Data entries
##############################

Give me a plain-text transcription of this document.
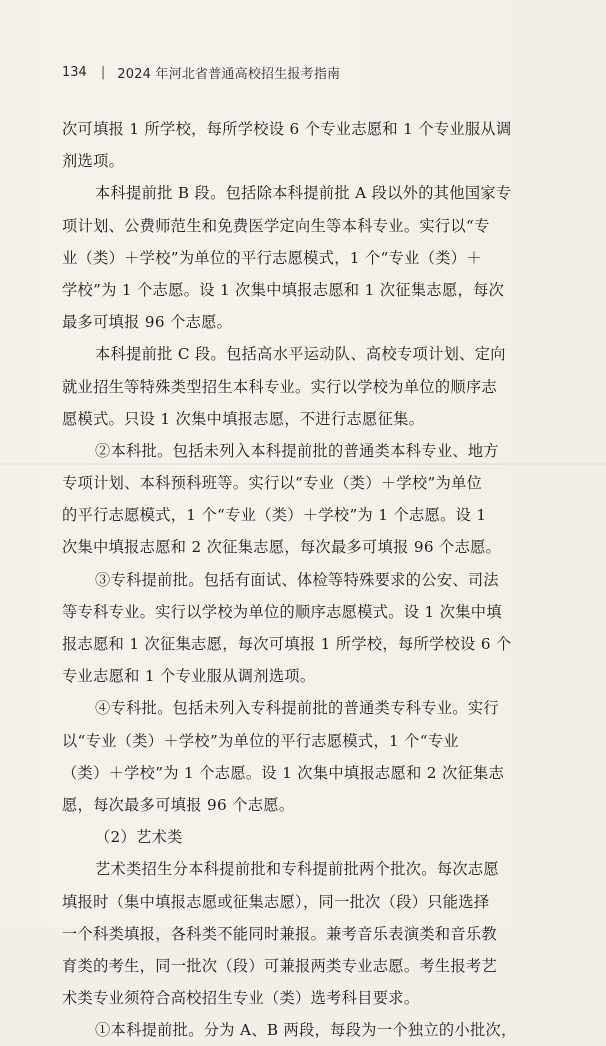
134 | 2024 年河北省普通高校招生报考指南
次可填报 1 所学校，每所学校设 6 个专业志愿和 1 个专业服从调
剂选项。
本科提前批 B 段。包括除本科提前批 A 段以外的其他国家专
项计划、公费师范生和免费医学定向生等本科专业。实行以“专
业（类）＋学校”为单位的平行志愿模式，1 个“专业（类）＋
学校”为 1 个志愿。设 1 次集中填报志愿和 1 次征集志愿，每次
最多可填报 96 个志愿。
本科提前批 C 段。包括高水平运动队、高校专项计划、定向
就业招生等特殊类型招生本科专业。实行以学校为单位的顺序志
愿模式。只设 1 次集中填报志愿，不进行志愿征集。
②本科批。包括未列入本科提前批的普通类本科专业、地方
专项计划、本科预科班等。实行以“专业（类）＋学校”为单位
的平行志愿模式，1 个“专业（类）＋学校”为 1 个志愿。设 1
次集中填报志愿和 2 次征集志愿，每次最多可填报 96 个志愿。
③专科提前批。包括有面试、体检等特殊要求的公安、司法
等专科专业。实行以学校为单位的顺序志愿模式。设 1 次集中填
报志愿和 1 次征集志愿，每次可填报 1 所学校，每所学校设 6 个
专业志愿和 1 个专业服从调剂选项。
④专科批。包括未列入专科提前批的普通类专科专业。实行
以“专业（类）＋学校”为单位的平行志愿模式，1 个“专业
（类）＋学校”为 1 个志愿。设 1 次集中填报志愿和 2 次征集志
愿，每次最多可填报 96 个志愿。
（2）艺术类
艺术类招生分本科提前批和专科提前批两个批次。每次志愿
填报时（集中填报志愿或征集志愿），同一批次（段）只能选择
一个科类填报，各科类不能同时兼报。兼考音乐表演类和音乐教
育类的考生，同一批次（段）可兼报两类专业志愿。考生报考艺
术类专业须符合高校招生专业（类）选考科目要求。
①本科提前批。分为 A、B 两段，每段为一个独立的小批次，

##############################

- WHAT THE TASK ASKS:
Copy every record character for character. Skip the pictures.

- CORRECT ANSWER:
Give me a plain-text transcription of this document.
134 | 2024 年河北省普通高校招生报考指南
次可填报 1 所学校，每所学校设 6 个专业志愿和 1 个专业服从调
剂选项。
本科提前批 B 段。包括除本科提前批 A 段以外的其他国家专
项计划、公费师范生和免费医学定向生等本科专业。实行以“专
业（类）＋学校”为单位的平行志愿模式，1 个“专业（类）＋
学校”为 1 个志愿。设 1 次集中填报志愿和 1 次征集志愿，每次
最多可填报 96 个志愿。
本科提前批 C 段。包括高水平运动队、高校专项计划、定向
就业招生等特殊类型招生本科专业。实行以学校为单位的顺序志
愿模式。只设 1 次集中填报志愿，不进行志愿征集。
②本科批。包括未列入本科提前批的普通类本科专业、地方
专项计划、本科预科班等。实行以“专业（类）＋学校”为单位
的平行志愿模式，1 个“专业（类）＋学校”为 1 个志愿。设 1
次集中填报志愿和 2 次征集志愿，每次最多可填报 96 个志愿。
③专科提前批。包括有面试、体检等特殊要求的公安、司法
等专科专业。实行以学校为单位的顺序志愿模式。设 1 次集中填
报志愿和 1 次征集志愿，每次可填报 1 所学校，每所学校设 6 个
专业志愿和 1 个专业服从调剂选项。
④专科批。包括未列入专科提前批的普通类专科专业。实行
以“专业（类）＋学校”为单位的平行志愿模式，1 个“专业
（类）＋学校”为 1 个志愿。设 1 次集中填报志愿和 2 次征集志
愿，每次最多可填报 96 个志愿。
（2）艺术类
艺术类招生分本科提前批和专科提前批两个批次。每次志愿
填报时（集中填报志愿或征集志愿），同一批次（段）只能选择
一个科类填报，各科类不能同时兼报。兼考音乐表演类和音乐教
育类的考生，同一批次（段）可兼报两类专业志愿。考生报考艺
术类专业须符合高校招生专业（类）选考科目要求。
①本科提前批。分为 A、B 两段，每段为一个独立的小批次，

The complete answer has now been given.